- [Problem to work on]: From the passage on prosecutors' disagreements over evidence, extract the portion starting with "At bottom, defendants'" and going on through "occasion, with judges.", copying it word for word.
** Document section follows **
At bottom, defendants' argument contends that unless everyone on the government's side agrees that the available evidence makes out a case, a subsequent indictment and conviction based on that evidence violates some right of the defendant. Such has never been the law. Prosecutors frequently disagree with each other about the weight and sufficiency of evidence, just as they do with defense attorneys and, on occasion, with judges.

[21] Nor can it seriously be argued, as do defendants and others, that the internal disputes of the justice department were proper evidence for the jury's consideration. Such discussions and their related memoranda constitute protected work product because they reflect counsel's analysis and opinions concerning the case. Some of those disputes have subsequently been disclosed in these and other due process hearings. Such disclosures were permitted in order to plumb the utmost depths of defendants' claims. However, those opinions and the memoranda embodying them were not relevant to any of the specific issues the jury was called upon to decide in this

case.
** End of Document section **
** Extracted entries follows **
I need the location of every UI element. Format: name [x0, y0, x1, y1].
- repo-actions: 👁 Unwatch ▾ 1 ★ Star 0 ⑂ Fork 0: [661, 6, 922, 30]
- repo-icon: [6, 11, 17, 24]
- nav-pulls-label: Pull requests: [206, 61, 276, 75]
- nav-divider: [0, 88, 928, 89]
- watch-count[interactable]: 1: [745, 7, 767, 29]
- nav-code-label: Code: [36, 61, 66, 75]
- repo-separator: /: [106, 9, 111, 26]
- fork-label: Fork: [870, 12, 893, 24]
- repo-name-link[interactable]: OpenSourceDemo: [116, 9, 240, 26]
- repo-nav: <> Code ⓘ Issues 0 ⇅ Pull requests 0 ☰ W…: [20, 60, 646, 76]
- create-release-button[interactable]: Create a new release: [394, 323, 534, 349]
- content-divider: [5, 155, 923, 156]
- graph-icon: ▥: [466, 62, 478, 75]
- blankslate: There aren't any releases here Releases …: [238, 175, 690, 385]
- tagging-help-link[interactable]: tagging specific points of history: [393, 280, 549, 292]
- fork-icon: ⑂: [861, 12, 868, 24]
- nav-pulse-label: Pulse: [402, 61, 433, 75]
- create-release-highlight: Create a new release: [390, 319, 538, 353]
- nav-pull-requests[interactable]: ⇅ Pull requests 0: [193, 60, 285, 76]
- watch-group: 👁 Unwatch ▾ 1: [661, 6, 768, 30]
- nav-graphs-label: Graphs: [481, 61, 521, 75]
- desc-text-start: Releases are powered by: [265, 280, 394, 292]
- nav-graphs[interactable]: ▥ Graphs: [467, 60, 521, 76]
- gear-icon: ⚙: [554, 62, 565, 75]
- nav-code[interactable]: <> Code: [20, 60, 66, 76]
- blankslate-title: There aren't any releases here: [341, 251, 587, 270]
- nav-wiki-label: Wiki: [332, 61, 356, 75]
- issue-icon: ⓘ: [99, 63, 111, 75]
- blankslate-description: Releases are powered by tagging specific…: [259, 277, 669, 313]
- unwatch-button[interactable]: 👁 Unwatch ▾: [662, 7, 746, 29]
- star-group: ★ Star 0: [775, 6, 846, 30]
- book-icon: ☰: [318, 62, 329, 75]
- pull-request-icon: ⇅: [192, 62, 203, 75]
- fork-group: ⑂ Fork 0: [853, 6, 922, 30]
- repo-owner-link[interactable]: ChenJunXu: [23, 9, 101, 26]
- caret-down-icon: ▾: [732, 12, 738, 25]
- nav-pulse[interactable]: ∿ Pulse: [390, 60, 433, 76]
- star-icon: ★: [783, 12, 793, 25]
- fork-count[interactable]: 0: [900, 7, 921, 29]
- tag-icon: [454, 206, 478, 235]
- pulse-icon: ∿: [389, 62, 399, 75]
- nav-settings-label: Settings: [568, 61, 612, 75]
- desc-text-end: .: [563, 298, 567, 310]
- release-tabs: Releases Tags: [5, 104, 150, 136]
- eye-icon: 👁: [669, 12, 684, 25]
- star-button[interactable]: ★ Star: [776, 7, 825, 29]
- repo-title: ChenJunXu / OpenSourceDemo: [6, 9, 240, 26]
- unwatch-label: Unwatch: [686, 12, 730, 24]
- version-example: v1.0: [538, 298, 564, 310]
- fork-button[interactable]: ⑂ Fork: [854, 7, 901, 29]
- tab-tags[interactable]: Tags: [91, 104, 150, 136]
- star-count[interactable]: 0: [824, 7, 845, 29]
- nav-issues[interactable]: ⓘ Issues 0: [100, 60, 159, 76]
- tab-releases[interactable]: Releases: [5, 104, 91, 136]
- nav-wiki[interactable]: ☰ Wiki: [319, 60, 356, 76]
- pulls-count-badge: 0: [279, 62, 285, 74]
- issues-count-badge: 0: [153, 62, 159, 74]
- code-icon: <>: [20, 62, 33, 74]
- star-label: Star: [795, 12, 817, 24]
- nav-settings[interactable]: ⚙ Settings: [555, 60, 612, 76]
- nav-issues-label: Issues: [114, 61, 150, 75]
** End of Extracted entries **
- [Exercise result]:
At bottom, defendants' argument contends that unless everyone on the government's side agrees that the available evidence makes out a case, a subsequent indictment and conviction based on that evidence violates some right of the defendant. Such has never been the law. Prosecutors frequently disagree with each other about the weight and sufficiency of evidence, just as they do with defense attorneys and, on occasion, with judges.